## AIM OF THE TASK
Pick up the text below about the Google patent filing that mentions Slashdot and carry it on past its final sentence.

## TEXT PROVIDED
=== Section Start ===

Daniel Hillis and Bran Ferren at Google filed a patent in March of 2010. Normally I don’t spend a lot of time focusing on such matters, but when a patent filing actually mentions MY personal invention, I get a nice smile. That smile gets a little bigger when the patent is actually incorrect!
Specifically, the filing says ‘the system determines a numerical score for each comment ranging from 1 to 5.’ which is actually wrong. Slashdot comments are scored from -1 to 5, but just seeing the Slashdot mention in such a document is awesome.
The filing goes on to say “because there is no restriction on the users that may participate, the reliability of the ratings is correspondingly diminished.” In Slashdot’s case, the restrictions on the users are actually fairly complex… You need to create a user account, use it regularly in accordance with certain typical usage patterns, and when granted moderation access, you must use that access reliably in order to continue to get access To say that there is “No Restrictions” is a ludicrous mis-statement in the case of Slashdot at least…. in fact, in order to participate in Slashdot’s moderation system you need to be that most elite of human: A Slashdot User… or at least someone willing to accurately fake it for awhile!
As for the claims of ‘diminished reliability’, that seems pretty speculative to me. We tried a number of variations on our moderation system in the early years, and I found that the most significant factor in diminished reliability was simply to let people have infinite moderation powers all the time. They just get bored and stop, occasionally after getting drunk with undeserved power and abusing others
Ironically enough, the Slashdot TAGGING system might actually be better prior art on this particular patent. It was designed to do a lot of what is described in this filing, although I’ll admit that my ability to read a patent-ese is sub-par.

=== Section End ===

## Document layout detection data
=== Section Start ===

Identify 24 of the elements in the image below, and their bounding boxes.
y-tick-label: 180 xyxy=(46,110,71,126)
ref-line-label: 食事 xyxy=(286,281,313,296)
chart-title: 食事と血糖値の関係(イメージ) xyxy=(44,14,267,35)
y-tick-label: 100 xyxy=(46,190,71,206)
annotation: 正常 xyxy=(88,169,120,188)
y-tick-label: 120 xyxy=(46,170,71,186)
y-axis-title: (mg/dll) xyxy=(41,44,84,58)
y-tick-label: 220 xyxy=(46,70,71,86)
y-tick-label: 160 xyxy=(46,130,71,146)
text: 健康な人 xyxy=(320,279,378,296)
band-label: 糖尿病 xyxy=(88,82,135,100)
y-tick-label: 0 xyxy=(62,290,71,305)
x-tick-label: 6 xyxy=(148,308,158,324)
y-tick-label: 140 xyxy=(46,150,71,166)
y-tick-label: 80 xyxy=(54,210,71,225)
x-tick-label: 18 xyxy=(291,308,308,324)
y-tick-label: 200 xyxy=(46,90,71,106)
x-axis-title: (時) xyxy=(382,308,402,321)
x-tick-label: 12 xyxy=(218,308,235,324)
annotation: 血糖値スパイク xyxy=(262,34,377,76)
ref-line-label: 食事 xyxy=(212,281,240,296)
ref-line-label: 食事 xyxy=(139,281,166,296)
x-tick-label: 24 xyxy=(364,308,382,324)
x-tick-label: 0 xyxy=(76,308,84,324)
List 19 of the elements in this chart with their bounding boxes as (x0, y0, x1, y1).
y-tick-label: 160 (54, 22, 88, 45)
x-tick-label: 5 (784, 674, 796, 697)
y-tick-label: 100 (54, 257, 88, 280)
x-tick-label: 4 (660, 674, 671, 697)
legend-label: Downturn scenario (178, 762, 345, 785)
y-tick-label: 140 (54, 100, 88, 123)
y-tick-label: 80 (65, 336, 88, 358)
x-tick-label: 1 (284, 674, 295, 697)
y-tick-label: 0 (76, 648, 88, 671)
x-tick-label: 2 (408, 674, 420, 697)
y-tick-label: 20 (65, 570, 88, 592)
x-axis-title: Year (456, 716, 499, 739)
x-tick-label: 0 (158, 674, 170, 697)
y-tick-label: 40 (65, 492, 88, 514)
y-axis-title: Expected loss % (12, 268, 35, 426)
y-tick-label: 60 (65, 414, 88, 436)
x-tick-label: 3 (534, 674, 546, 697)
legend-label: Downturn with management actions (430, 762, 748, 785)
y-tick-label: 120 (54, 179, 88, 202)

=== Section End ===

## ANSWER TO THE PROBLEM
The Slashdot tagging system was worked out years ago by myself and Jamie McCarthy. It was designed to sort of reach consensus in a community to decide what tags should appear on Slashdot stories. Users have weight within the tagging system… as user #1, I had the maximum weighting, and over time, my weight was distributed to other users who reliably either reinforced or predicted my actions. Essentially a pyramid scheme were I was in effect “Delegating authority to evaluate content”, although in this case the content was 5-15 letter tags and not whole stories. Eventually this information became part of our story selection process. If you’ve ever seen the color coding on stories, that’s a big part of how it all works.
The longer term intent behind the tagging system is that it would ultimately replace the moderation system: it was designed with a number of really awesome possibilities not present in the original system mentioned in this filing. We had dreams of blending the tagging system with the moderation system to achieve subject specific moderation labels (like letting the politics stories be tagged left/right/independent or letting idle section stories have tags that let you further refine the “funny” label.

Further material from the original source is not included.